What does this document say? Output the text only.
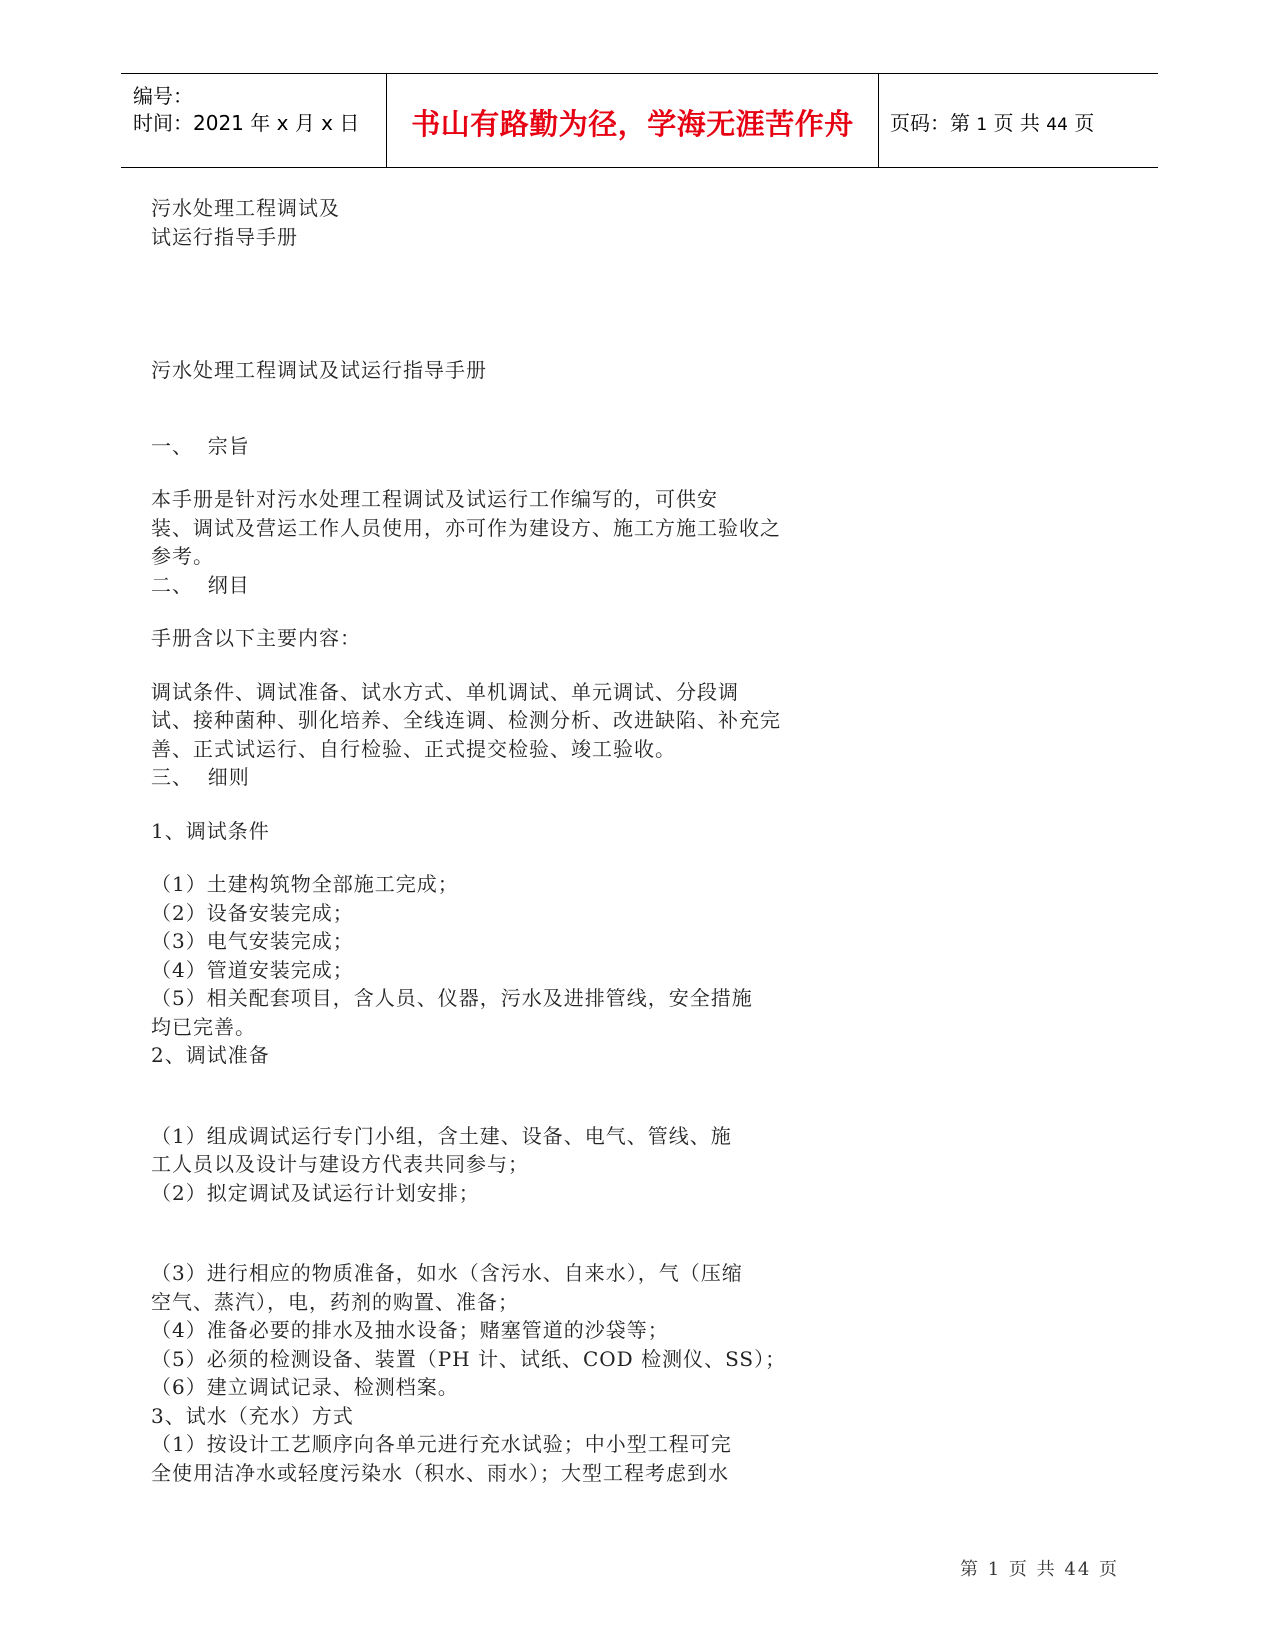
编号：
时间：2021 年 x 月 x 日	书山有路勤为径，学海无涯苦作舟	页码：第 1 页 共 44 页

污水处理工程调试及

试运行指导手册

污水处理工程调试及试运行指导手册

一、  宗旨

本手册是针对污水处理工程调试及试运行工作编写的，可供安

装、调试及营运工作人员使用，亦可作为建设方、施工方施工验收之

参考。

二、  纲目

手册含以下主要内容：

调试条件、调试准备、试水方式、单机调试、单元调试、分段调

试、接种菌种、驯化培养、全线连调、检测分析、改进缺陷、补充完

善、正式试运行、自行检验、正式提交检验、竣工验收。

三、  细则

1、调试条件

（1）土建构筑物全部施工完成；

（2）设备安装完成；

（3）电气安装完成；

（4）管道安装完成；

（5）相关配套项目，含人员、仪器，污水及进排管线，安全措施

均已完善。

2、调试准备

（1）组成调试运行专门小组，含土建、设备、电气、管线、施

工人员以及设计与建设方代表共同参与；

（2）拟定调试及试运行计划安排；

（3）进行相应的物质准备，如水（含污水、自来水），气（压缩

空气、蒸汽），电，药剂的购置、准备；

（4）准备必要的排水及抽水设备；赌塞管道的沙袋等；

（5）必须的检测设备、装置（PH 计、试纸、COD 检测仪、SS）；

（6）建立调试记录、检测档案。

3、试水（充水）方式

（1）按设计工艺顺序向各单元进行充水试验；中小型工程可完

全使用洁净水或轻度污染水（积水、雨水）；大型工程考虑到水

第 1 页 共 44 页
==
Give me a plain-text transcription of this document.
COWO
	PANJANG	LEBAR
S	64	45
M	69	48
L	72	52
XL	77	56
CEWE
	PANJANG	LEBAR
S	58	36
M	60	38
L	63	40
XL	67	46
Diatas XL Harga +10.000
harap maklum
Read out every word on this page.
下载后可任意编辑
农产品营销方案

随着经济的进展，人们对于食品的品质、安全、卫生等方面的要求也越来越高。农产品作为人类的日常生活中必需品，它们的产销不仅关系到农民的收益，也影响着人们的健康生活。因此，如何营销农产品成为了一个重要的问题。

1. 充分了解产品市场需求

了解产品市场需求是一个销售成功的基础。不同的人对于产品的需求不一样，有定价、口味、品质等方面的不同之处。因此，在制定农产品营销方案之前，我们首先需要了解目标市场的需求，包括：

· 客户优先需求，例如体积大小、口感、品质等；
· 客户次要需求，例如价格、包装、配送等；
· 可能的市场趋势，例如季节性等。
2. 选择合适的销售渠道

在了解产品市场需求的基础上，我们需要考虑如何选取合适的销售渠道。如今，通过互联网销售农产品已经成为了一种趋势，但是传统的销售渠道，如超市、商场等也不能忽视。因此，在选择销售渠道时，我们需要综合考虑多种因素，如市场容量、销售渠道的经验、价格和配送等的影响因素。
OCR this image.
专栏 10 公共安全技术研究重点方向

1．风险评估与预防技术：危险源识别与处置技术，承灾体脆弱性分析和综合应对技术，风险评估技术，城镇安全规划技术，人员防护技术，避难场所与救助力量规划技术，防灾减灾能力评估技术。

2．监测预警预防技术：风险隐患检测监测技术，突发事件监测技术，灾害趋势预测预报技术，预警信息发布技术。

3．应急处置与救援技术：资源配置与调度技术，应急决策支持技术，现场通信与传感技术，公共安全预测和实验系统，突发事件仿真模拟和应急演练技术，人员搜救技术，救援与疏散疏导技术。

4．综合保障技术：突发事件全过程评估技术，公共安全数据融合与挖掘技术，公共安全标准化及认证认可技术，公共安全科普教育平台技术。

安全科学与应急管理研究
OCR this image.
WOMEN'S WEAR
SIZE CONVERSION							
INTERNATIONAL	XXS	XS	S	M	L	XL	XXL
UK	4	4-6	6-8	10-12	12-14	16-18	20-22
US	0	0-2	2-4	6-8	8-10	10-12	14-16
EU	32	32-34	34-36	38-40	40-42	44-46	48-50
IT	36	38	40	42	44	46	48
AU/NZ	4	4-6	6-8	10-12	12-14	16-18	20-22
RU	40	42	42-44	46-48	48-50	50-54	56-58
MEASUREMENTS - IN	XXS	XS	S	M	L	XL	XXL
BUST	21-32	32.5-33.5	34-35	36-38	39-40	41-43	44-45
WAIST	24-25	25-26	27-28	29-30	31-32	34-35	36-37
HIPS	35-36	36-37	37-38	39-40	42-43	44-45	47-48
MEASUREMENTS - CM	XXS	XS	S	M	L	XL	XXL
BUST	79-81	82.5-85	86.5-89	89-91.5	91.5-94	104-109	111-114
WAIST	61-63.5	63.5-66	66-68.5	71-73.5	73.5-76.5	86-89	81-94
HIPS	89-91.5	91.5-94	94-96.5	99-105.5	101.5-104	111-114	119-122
* * *
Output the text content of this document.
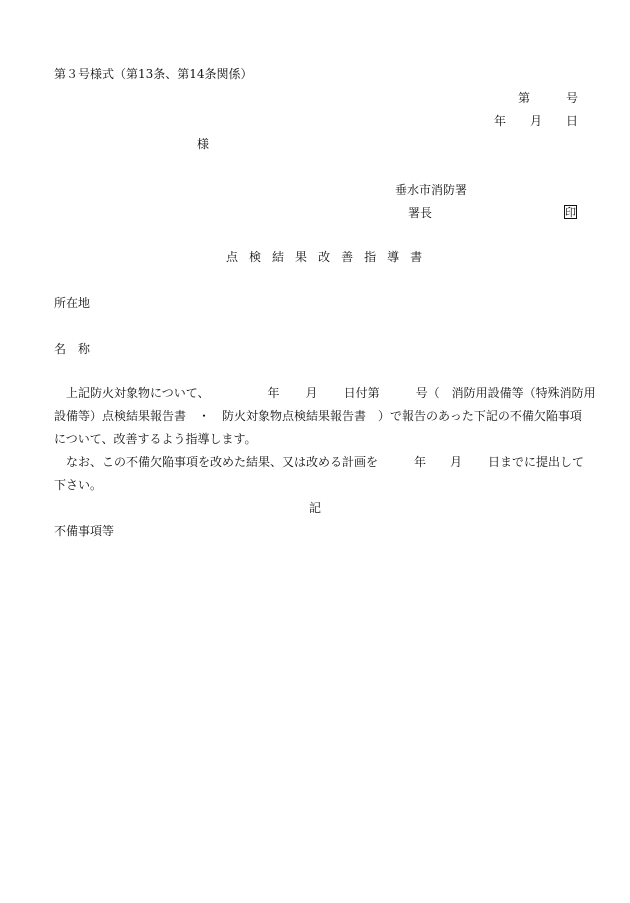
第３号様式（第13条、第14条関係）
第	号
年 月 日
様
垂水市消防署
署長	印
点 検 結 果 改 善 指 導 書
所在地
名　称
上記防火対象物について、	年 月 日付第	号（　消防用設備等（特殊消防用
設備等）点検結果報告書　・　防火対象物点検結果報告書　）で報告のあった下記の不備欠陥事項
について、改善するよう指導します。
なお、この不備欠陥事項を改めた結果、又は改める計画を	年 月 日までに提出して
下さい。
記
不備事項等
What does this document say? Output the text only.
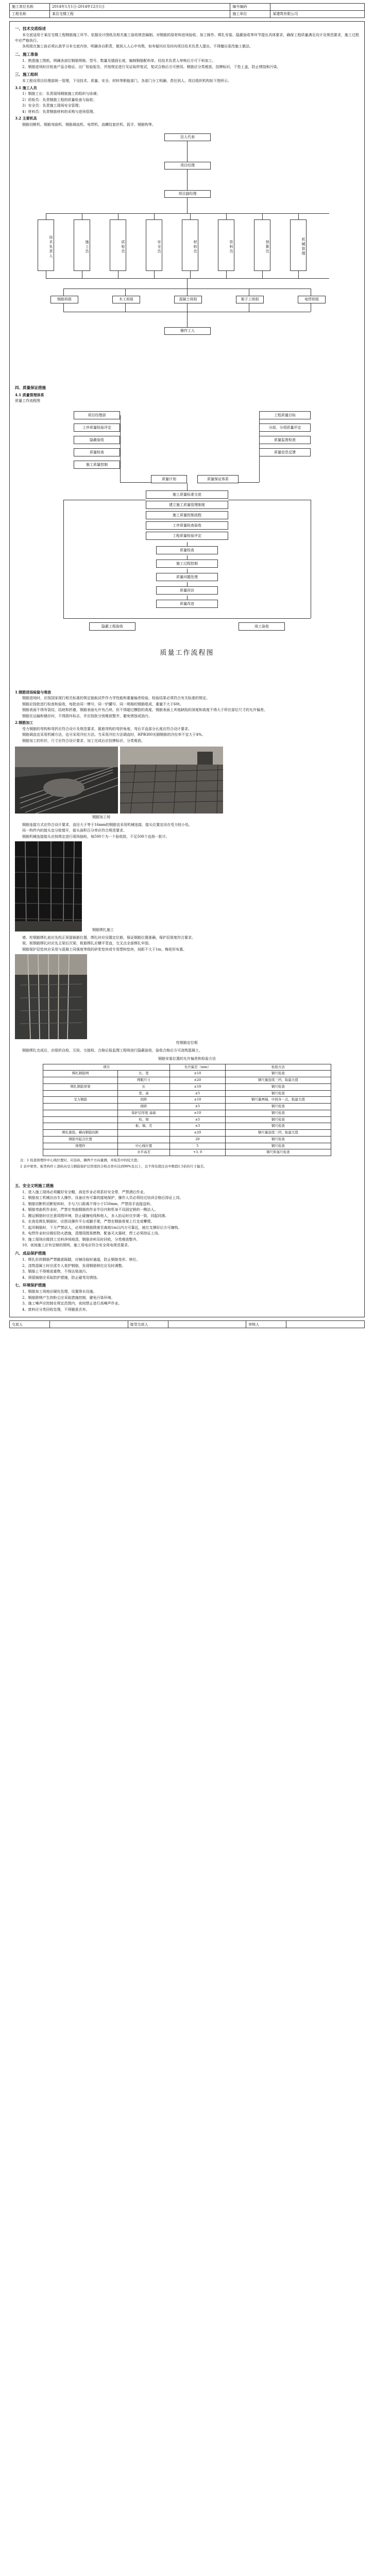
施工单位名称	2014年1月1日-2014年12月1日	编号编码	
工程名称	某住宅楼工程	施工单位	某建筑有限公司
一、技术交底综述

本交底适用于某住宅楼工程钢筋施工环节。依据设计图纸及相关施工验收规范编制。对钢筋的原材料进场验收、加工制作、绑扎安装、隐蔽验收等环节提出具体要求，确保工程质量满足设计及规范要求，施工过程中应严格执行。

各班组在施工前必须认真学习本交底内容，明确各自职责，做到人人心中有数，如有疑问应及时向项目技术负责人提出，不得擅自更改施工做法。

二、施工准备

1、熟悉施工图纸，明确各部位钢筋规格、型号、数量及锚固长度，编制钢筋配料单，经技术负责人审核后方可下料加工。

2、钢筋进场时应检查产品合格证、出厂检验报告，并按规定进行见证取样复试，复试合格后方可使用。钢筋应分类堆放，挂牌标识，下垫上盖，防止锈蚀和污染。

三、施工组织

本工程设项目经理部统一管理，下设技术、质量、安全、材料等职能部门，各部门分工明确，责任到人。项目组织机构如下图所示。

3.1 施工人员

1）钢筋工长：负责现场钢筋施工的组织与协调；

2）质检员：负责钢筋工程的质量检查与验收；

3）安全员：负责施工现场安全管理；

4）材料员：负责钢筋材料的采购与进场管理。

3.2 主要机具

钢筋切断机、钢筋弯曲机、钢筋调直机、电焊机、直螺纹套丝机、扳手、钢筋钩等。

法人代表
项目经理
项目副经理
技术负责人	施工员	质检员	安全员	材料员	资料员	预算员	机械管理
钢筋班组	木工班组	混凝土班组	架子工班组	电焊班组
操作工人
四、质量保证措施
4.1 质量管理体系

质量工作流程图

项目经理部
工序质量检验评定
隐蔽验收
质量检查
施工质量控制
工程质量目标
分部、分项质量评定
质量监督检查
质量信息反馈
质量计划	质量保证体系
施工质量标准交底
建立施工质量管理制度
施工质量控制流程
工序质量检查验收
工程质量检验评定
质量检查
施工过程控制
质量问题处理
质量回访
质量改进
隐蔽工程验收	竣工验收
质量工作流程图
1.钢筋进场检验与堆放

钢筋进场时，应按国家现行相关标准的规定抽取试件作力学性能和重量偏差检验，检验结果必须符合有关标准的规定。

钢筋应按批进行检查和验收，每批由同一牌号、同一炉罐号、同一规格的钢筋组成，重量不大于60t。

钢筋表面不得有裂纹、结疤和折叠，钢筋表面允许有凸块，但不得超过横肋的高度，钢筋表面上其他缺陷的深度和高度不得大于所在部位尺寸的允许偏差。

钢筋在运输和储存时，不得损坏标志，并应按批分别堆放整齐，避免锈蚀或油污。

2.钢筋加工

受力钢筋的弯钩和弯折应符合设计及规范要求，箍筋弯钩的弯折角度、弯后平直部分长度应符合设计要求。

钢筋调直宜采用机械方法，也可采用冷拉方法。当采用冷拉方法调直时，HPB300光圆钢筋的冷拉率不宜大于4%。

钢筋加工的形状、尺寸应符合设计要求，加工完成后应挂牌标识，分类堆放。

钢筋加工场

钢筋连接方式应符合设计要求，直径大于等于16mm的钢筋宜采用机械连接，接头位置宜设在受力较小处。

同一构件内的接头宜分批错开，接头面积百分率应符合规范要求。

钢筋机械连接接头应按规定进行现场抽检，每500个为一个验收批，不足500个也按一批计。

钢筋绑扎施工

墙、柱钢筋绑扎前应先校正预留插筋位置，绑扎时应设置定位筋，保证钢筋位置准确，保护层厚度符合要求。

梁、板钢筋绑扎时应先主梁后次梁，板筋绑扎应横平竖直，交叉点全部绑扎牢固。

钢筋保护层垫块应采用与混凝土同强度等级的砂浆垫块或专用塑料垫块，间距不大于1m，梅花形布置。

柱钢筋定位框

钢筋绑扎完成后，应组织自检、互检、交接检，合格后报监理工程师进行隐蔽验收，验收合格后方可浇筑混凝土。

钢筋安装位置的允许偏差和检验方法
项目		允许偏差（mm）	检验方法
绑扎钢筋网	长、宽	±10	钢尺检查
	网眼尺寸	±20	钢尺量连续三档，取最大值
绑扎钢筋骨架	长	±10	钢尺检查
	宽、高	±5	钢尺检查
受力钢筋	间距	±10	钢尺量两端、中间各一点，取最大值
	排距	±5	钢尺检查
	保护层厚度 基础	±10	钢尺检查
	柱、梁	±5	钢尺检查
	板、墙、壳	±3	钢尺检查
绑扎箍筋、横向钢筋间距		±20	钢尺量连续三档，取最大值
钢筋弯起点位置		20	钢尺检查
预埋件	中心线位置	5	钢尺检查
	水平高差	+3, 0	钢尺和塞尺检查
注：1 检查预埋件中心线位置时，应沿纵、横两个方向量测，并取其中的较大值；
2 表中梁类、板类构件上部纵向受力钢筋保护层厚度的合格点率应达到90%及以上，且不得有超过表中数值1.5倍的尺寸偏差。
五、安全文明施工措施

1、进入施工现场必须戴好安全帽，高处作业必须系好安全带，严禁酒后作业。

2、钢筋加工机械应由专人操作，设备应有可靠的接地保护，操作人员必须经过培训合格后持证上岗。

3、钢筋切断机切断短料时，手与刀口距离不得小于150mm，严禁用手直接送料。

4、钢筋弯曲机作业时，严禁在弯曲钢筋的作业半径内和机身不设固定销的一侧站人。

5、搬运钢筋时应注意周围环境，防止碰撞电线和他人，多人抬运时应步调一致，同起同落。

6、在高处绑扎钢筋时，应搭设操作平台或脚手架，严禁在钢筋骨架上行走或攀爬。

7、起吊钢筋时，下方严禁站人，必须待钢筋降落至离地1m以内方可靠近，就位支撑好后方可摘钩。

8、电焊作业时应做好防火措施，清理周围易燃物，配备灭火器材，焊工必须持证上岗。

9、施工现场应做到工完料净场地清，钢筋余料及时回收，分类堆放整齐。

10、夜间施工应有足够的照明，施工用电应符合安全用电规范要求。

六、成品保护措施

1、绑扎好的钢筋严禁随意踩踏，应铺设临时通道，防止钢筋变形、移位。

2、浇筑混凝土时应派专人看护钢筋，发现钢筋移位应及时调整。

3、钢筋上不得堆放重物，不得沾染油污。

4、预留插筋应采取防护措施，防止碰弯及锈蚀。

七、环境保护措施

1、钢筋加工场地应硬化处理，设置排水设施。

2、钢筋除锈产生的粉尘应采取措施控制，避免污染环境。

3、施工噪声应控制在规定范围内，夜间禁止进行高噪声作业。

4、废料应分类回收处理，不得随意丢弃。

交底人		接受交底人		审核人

- [Problem description]: In the records above, collect each line with "MEASUREMENTS".

- [Task solution]:
MEASUREMENTS - IN	XXS	XS	S	M	L	XL	XXL
MEASUREMENTS - CM	XXS	XS	S	M	L	XL	XXL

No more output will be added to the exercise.